→ Stored data
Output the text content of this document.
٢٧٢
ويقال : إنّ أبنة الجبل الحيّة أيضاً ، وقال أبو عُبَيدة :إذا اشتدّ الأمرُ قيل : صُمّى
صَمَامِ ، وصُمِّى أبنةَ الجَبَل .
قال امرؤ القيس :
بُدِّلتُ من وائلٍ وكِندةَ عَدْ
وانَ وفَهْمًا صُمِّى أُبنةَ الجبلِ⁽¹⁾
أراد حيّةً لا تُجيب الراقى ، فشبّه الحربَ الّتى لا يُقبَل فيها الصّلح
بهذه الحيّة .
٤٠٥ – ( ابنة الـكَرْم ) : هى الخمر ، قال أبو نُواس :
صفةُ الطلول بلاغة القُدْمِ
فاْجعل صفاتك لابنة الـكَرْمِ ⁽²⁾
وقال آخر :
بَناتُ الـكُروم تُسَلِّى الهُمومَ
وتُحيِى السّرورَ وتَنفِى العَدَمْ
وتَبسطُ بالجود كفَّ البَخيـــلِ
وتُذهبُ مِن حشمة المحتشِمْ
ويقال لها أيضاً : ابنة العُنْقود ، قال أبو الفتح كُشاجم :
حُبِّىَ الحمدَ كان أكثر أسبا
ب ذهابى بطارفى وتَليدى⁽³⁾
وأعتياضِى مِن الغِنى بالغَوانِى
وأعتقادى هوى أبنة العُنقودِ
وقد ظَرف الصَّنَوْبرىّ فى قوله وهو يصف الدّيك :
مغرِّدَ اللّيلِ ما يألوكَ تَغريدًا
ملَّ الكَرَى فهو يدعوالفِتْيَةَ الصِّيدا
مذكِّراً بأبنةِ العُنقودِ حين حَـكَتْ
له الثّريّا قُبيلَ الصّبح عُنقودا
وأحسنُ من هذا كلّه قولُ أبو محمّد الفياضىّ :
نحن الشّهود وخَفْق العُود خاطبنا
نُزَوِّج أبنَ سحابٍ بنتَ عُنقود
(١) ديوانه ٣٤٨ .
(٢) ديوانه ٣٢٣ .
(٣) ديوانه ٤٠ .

→ Required work
Tell how many lines of the material above hold "ويقال", answering with a bare number.

→ Full solution
2